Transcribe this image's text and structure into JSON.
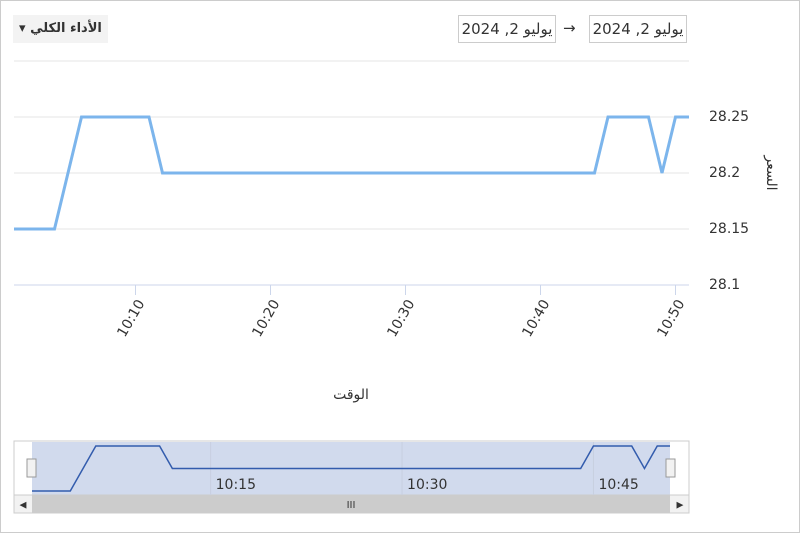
{
  "toolbar": {
    "dropdown": "الأداء الكلي",
    "from_date": "يوليو 2, 2024",
    "to_date": "يوليو 2, 2024",
    "arrow": "→"
  },
  "chart_data": {
    "type": "line",
    "y_axis_title": "السعر",
    "x_axis_title": "الوقت",
    "x": [
      "10:01",
      "10:04",
      "10:06",
      "10:11",
      "10:12",
      "10:44",
      "10:45",
      "10:48",
      "10:49",
      "10:50",
      "10:51"
    ],
    "series": [
      {
        "color": "#7cb5ec",
        "values": [
          28.15,
          28.15,
          28.25,
          28.25,
          28.2,
          28.2,
          28.25,
          28.25,
          28.2,
          28.25,
          28.25
        ]
      }
    ],
    "xlim": [
      "10:01",
      "10:51"
    ],
    "xticks": [
      "10:10",
      "10:20",
      "10:30",
      "10:40",
      "10:50"
    ],
    "ylim": [
      28.1,
      28.3
    ],
    "yticks": [
      28.1,
      28.15,
      28.2,
      28.25
    ],
    "grid": true,
    "navigator_xticks": [
      "10:15",
      "10:30",
      "10:45"
    ]
  }
}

### YOUR INSTRUCTIONS
Each record above is to be restated exactly, with its pictures removed from the copy.

### RESULT FOR THIS TASK
Transcribe this image's text and structure into JSON.
{
  "toolbar": {
    "dropdown": "الأداء الكلي",
    "from_date": "يوليو 2, 2024",
    "to_date": "يوليو 2, 2024",
    "arrow": "→"
  },
  "chart_data": {
    "type": "line",
    "y_axis_title": "السعر",
    "x_axis_title": "الوقت",
    "x": [
      "10:01",
      "10:04",
      "10:06",
      "10:11",
      "10:12",
      "10:44",
      "10:45",
      "10:48",
      "10:49",
      "10:50",
      "10:51"
    ],
    "series": [
      {
        "color": "#7cb5ec",
        "values": [
          28.15,
          28.15,
          28.25,
          28.25,
          28.2,
          28.2,
          28.25,
          28.25,
          28.2,
          28.25,
          28.25
        ]
      }
    ],
    "xlim": [
      "10:01",
      "10:51"
    ],
    "xticks": [
      "10:10",
      "10:20",
      "10:30",
      "10:40",
      "10:50"
    ],
    "ylim": [
      28.1,
      28.3
    ],
    "yticks": [
      28.1,
      28.15,
      28.2,
      28.25
    ],
    "grid": true,
    "navigator_xticks": [
      "10:15",
      "10:30",
      "10:45"
    ]
  }
}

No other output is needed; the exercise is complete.